PROBLEM DESCRIPTION: Read through the data and report every line in which the word "this" occurs.

☆ ☆ ☆ ☆ ☆

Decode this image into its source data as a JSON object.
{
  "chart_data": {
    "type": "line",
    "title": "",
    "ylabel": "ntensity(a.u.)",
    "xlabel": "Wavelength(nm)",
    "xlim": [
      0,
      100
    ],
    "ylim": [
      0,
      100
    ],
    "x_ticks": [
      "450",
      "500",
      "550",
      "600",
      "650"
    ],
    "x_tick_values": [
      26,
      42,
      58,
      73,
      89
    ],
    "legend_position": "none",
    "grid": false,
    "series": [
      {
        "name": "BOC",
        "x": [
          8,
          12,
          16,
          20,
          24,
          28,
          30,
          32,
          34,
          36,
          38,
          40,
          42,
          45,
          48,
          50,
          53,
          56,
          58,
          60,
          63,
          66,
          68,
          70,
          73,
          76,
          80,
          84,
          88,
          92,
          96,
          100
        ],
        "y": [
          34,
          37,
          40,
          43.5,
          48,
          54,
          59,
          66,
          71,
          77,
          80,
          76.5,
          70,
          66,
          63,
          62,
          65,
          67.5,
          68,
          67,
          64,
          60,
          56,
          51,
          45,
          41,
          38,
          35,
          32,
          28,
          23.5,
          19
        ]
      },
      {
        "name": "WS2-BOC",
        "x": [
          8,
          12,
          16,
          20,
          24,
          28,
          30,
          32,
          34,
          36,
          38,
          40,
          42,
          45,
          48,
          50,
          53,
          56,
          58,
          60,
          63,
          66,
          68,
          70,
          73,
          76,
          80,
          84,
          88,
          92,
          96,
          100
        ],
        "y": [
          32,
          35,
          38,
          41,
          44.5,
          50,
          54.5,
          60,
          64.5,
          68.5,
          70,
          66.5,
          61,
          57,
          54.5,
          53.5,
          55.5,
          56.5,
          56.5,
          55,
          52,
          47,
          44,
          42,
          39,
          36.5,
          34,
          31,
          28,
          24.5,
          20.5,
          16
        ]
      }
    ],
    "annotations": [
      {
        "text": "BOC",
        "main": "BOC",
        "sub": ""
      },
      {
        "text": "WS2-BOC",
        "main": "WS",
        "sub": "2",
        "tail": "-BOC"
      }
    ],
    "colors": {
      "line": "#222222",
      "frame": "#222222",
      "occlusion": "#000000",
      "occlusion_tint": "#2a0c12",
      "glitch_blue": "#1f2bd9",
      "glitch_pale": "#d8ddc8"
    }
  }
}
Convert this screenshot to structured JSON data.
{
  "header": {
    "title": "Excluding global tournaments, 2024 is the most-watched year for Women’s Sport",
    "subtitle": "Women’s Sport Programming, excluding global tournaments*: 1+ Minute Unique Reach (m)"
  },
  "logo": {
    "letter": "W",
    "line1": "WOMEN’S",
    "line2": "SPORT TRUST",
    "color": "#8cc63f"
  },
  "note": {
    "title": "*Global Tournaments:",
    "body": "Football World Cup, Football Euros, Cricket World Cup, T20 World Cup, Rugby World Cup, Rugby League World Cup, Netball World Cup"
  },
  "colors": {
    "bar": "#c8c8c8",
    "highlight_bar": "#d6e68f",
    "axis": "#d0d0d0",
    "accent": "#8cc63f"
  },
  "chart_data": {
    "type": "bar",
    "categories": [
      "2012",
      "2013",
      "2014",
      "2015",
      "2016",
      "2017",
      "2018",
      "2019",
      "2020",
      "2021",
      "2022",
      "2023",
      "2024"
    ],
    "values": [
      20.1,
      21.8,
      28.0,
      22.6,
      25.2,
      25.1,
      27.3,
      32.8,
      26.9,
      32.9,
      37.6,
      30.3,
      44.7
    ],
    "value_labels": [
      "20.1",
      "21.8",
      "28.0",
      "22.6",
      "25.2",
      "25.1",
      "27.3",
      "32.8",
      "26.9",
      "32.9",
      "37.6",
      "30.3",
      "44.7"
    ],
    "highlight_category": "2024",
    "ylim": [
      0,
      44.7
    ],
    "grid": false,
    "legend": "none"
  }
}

☆ ☆ ☆ ☆ ☆

TASK RESPONSE:
Decode this image into its source data as a JSON object.
Convert this screenshot to structured JSON data.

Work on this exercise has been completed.